::: EXERCISE INPUTS

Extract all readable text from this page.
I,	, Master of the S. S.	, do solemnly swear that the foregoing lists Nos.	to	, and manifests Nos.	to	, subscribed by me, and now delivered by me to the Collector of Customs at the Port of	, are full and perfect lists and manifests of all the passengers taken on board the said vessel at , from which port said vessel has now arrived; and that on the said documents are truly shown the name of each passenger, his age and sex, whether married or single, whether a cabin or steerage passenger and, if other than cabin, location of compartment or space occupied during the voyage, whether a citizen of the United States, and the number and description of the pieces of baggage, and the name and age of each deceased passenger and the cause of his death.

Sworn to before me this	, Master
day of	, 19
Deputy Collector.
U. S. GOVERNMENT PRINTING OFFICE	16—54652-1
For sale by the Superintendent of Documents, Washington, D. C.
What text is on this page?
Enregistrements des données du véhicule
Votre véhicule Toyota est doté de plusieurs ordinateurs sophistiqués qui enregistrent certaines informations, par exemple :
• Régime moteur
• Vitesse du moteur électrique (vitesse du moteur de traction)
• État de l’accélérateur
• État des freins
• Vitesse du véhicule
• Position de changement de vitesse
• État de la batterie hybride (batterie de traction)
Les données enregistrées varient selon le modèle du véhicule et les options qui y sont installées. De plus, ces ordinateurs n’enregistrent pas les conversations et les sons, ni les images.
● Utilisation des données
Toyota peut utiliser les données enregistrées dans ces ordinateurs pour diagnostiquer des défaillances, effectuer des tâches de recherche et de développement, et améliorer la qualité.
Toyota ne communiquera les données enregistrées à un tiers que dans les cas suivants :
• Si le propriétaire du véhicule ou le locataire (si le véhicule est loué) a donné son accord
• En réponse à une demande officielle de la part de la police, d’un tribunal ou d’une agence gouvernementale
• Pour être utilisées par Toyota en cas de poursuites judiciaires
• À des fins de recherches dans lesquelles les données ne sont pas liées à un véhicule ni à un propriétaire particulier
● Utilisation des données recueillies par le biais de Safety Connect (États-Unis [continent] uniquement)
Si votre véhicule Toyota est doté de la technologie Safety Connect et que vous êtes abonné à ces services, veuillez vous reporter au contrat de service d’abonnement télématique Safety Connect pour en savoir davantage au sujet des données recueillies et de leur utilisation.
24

::::::

STATED GOAL:
State how many lines in the records above contain the word "Collector", and give only that number.

SOLUTION FOR THIS TASK:
2